▸ 練習問題
**1.** 西洋医学と東洋医学についての本文抜粋で、筆者が自分に合った治療を選べる人が増えてほしいと願うのはなぜか。本文に書かれた理由を一〜三文で説明せよ。
**2.** 人の健康を木に例えた西洋医学と東洋医学の文章について、最後の文の後に続く部分を書け。

西洋医学と東洋医学のいいとこ取り

少しずつお伝えしている中医学の教え。皆さんの中にもなんとなく、東洋医学の世界観が浸透してきましたでしょうか?

そうは言っても、私たちが普段お世話になるお医者さんは、主に西洋医学の考え方。
大きな病気、今困っていることがある場合や生死に関わる事は、西洋医学の教えがなくてはならない考え方です。

西洋医学と東洋医学はそれぞれに得意、不得意があります。
現代においてはどちらの教えも享受できますので、それらのメリット・デメリットをしっかりと理解した上で、常に自分に合った治療が選択できる人が増えてほしいと切に願っています。

人の健康を木に例えると

人間の健康状態を一本の木に例えて説明します。
緑の葉が繁る木を健康な状態と捉え、葉が枯れてしまうことを病気の状態と捉えます。
そんな時に、西洋医療が得意なことは、素早く枯れた葉を緑の葉に貼り替えること。さらに、枯れてしまった枝はバッサリと取り除くことも可能です。

▸ 抽出情報

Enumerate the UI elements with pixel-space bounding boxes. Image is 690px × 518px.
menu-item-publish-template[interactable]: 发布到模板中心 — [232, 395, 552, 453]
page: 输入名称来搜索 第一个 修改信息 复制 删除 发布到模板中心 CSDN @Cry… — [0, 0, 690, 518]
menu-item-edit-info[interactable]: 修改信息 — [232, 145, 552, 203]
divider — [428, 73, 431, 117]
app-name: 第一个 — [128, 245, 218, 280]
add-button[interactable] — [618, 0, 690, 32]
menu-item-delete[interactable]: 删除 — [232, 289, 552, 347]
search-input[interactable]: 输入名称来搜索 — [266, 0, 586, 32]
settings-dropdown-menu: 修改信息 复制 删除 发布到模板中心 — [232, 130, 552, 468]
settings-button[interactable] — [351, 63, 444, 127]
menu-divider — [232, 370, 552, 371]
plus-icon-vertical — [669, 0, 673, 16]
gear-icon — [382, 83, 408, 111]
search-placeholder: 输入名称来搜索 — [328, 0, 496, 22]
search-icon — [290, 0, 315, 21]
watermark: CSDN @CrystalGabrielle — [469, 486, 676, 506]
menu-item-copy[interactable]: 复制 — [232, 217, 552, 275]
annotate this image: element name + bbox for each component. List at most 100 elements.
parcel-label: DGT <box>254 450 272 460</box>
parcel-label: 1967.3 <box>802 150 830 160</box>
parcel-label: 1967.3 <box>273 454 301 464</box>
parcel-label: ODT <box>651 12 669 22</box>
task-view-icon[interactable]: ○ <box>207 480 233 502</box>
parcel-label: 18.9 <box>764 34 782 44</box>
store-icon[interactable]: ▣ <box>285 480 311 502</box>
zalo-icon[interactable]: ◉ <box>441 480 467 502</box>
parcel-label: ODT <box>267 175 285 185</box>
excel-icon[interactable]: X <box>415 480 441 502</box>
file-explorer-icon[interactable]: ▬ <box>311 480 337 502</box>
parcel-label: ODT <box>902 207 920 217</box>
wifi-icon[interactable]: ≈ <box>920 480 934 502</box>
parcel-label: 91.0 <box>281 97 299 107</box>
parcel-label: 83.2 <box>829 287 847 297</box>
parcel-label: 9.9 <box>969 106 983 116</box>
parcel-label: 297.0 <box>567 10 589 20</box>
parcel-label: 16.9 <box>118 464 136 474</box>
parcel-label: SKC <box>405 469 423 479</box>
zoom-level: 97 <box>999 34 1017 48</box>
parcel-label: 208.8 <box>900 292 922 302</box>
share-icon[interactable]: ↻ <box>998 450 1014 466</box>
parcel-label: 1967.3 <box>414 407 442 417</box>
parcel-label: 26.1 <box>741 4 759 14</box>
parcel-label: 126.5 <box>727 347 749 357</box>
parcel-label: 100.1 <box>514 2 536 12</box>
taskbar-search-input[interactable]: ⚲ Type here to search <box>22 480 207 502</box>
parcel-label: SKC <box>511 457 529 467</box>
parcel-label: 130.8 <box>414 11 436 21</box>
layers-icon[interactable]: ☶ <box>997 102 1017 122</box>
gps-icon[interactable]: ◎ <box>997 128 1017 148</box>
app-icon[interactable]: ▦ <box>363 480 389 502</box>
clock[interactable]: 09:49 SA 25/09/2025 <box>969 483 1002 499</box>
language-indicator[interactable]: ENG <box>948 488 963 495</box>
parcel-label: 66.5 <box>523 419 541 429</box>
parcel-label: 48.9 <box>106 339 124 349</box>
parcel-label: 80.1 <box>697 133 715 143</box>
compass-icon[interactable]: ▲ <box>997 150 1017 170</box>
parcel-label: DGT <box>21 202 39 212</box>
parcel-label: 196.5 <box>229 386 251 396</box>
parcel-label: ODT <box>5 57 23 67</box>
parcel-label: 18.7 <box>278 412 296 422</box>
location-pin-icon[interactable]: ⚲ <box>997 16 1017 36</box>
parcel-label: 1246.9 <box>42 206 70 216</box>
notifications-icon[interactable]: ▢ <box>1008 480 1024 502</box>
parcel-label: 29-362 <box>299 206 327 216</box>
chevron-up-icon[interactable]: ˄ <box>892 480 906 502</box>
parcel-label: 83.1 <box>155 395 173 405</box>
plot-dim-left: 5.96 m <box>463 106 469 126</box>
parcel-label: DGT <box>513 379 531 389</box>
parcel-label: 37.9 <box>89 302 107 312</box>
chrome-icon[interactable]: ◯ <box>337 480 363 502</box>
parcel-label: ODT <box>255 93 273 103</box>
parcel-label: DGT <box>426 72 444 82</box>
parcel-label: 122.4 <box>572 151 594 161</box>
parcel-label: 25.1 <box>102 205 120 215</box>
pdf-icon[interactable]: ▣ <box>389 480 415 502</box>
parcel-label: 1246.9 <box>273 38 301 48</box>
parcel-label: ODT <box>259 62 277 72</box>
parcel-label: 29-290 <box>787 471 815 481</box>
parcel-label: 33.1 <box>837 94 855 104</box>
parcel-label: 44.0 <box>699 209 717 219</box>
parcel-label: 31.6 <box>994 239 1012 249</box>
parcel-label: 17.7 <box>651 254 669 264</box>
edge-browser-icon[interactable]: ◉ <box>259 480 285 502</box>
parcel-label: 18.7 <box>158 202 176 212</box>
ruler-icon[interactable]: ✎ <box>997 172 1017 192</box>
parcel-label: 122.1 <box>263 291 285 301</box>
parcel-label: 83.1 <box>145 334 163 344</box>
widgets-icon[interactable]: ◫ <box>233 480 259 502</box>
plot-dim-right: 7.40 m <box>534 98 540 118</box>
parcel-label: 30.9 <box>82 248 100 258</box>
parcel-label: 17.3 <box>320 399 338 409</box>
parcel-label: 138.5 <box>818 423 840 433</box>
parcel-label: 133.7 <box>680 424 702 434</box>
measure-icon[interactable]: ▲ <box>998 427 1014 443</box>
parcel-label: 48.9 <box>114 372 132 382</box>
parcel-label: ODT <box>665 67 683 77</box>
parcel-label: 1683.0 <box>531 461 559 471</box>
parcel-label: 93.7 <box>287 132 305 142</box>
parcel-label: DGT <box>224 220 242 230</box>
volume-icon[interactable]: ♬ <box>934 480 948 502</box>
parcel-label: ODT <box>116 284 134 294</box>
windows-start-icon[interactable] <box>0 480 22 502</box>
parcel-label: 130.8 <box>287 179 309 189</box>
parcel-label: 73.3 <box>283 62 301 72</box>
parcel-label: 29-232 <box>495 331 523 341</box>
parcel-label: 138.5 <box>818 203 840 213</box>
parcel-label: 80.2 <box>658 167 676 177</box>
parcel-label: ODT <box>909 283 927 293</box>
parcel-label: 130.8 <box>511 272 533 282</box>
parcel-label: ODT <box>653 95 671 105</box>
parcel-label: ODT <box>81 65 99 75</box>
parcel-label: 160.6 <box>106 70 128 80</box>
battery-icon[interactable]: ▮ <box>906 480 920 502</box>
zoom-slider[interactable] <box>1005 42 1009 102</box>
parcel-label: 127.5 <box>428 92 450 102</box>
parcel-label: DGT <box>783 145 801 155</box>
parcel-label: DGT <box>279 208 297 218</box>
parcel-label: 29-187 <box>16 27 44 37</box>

▸ 解答
**1.** 西洋医学と東洋医学にはそれぞれ得意なことと不得意なことがあり、現代ではどちらの教えも受けることができるからである。そのため筆者は、両方のメリットとデメリットを理解したうえで、自分に合った治療を選べる人が増えてほしいと願っている。

**2.**
早く元気にできる一方で、葉が枯れた原因がなくなった訳ではないので、又同じ葉が枯れ始めたり、一つの枝が綺麗になっても、また別の枝が枯れ始めたりするデメリットも存在します。

一方、東洋医療が得意なことは土や根っこの状態を整えて、木全体を元気にしていくこと。葉が枯れてしまった原因である土壌の状態を整える為、全体的に元気にする力がある一方、一度枯れてしまった枝を再生するほどのパワーがなかったり、はたまた再生にとても時間がかかったりします 。

歯が痛い時はすぐに何とかしたいし、逆に頭痛など慢性の痛みの時は原因を取り除きたいですよね。だから私たちはその時必要な治療で体を整えることが大切です。

薬膳は毎日取り入れても安全な分、作用が穏やかです。 逆に薬は効果が強い分、万人に使えるわけではなく病気の人がその時の症状に合ったものを選択する必要があります。 これらの違いやメリット、デメリットを理解することにより、適切な場面で適切な医療を選択することが可能となります。

東洋医学が得意とするのは、日々の土台の立て直しです。 お医者さんに行くまでの間、日々自分の体を見つめ、自分の体から発せられているサインに敏感になり、自分で自分の健康を管理する。それが東洋医学の得意とすることです。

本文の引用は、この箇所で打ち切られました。